__Ejercicios por resolver__.
1 - Responde brevemente según el ensayo sobre la tradición y el talento individual:
(a) ¿En qué ámbito rara vez se habla de tradición?
(b) ¿Qué ciencia se presenta como una referencia cómoda y apaciguante?
(c) Además de sus propios giros mentales creativos, ¿con qué cuenta toda nación?
2 - Transcribe del ensayo sobre la tradición y el talento individual todo lo que va desde "Ciertamente, es poco" hasta "su genio creativo.".

__Texto proporcionado__.
Eliot, T.S. - La Tradición y El Talento Individual
Eliot, T.S. - La Tradición y El Talento Individual
Eliot, T.S. - La Tradición y El Talento Individual
En el ámbito de las letras inglesas rara vez hablamos de tradición, aunque ocasionalmente
aplicamos el término al deplorar su ausencia. No podemos referirnos a la “tradición” o a
“una tradición”; a lo sumo, empleamos el adjetivo al decir que la poesía de fulano es
“tradicional” o incluso “demasiado tradicional”. Rara vez, pues, aparece la palabra, salvo
en una frase de censura. De otro modo, es vagamente aprobatoria, con la implicación, en
cuanto a la obra aprobada, de cierta placentera reconstrucción arqueológica. Apenas se
puede hacer de la palabra algo grato a los oídos ingleses sin esta cómoda referencia a la
apaciguante ciencia de la arqueología.
Ciertamente, es poco probable que la palabra aparezca en relación a nuestras
apreciaciones de escritores vivos o muertos. Toda nación, toda raza, no sólo cuenta con sus
propios giros mentales creativos, sino con sus giros críticos; y es incluso más olvidadiza de
las deficiencias y limitaciones de sus hábitos críticos, que de los de su genio creativo.

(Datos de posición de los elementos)

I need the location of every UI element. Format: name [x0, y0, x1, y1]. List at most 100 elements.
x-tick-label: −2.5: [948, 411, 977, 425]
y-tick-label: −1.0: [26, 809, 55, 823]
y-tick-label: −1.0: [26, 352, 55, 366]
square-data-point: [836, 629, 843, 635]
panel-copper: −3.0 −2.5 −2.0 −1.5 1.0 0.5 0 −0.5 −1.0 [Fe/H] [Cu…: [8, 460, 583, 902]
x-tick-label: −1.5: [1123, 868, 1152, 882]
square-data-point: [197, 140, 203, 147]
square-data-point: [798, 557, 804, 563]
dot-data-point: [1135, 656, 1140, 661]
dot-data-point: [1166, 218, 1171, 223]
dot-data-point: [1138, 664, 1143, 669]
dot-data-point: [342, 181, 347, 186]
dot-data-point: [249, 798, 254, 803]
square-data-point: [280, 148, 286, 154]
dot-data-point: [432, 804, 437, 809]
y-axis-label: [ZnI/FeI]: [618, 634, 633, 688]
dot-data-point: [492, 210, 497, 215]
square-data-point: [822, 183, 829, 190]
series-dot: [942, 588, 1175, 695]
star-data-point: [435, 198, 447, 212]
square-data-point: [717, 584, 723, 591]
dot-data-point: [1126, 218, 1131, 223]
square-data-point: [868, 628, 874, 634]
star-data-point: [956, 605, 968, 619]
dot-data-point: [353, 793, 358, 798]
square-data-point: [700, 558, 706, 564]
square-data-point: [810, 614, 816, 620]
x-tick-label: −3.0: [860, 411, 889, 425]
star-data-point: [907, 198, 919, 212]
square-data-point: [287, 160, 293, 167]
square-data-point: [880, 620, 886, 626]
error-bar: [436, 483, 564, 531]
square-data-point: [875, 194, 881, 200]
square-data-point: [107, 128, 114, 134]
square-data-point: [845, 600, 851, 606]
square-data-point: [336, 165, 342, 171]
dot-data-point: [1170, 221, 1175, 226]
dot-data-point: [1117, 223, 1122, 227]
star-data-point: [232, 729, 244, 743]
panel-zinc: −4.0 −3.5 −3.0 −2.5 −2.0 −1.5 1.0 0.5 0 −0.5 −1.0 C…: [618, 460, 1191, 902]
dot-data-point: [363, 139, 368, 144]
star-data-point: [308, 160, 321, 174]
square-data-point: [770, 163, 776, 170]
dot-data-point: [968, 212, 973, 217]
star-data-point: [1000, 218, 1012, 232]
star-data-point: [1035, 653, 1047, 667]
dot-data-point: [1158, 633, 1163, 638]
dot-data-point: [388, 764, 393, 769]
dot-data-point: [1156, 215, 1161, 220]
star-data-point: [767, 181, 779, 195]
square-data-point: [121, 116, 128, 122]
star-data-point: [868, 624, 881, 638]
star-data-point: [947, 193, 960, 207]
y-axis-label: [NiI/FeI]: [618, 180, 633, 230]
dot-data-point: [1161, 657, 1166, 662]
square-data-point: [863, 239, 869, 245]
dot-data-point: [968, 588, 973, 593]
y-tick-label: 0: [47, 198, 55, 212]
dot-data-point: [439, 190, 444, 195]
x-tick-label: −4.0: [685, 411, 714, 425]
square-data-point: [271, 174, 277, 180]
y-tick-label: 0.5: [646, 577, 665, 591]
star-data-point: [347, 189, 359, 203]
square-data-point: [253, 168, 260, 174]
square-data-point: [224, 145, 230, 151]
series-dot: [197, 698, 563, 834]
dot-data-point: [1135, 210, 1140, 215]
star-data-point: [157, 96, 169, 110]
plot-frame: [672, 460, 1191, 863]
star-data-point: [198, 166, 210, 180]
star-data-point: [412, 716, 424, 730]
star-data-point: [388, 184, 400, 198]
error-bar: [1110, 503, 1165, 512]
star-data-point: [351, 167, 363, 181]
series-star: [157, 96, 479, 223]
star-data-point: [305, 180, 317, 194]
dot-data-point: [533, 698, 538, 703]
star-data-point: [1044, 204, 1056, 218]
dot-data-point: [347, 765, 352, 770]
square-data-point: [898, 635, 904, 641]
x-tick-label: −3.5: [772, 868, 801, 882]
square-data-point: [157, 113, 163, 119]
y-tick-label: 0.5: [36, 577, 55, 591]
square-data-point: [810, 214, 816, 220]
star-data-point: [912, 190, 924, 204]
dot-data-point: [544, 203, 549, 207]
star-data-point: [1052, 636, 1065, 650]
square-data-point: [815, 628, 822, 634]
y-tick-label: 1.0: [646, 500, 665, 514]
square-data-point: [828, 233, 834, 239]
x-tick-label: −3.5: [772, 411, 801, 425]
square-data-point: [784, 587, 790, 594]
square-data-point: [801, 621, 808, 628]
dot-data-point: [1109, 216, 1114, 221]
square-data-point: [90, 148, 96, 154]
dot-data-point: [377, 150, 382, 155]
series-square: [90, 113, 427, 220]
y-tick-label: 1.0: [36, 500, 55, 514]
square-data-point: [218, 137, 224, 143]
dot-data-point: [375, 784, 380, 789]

__Respuestas del ejercicio__.
1 -
(a) En el ámbito de las letras inglesas.
(b) La arqueología.
(c) Con sus giros críticos.

2 -
Ciertamente, es poco probable que la palabra aparezca en relación a nuestras
apreciaciones de escritores vivos o muertos. Toda nación, toda raza, no sólo cuenta con sus
propios giros mentales creativos, sino con sus giros críticos; y es incluso más olvidadiza de
las deficiencias y limitaciones de sus hábitos críticos, que de los de su genio creativo.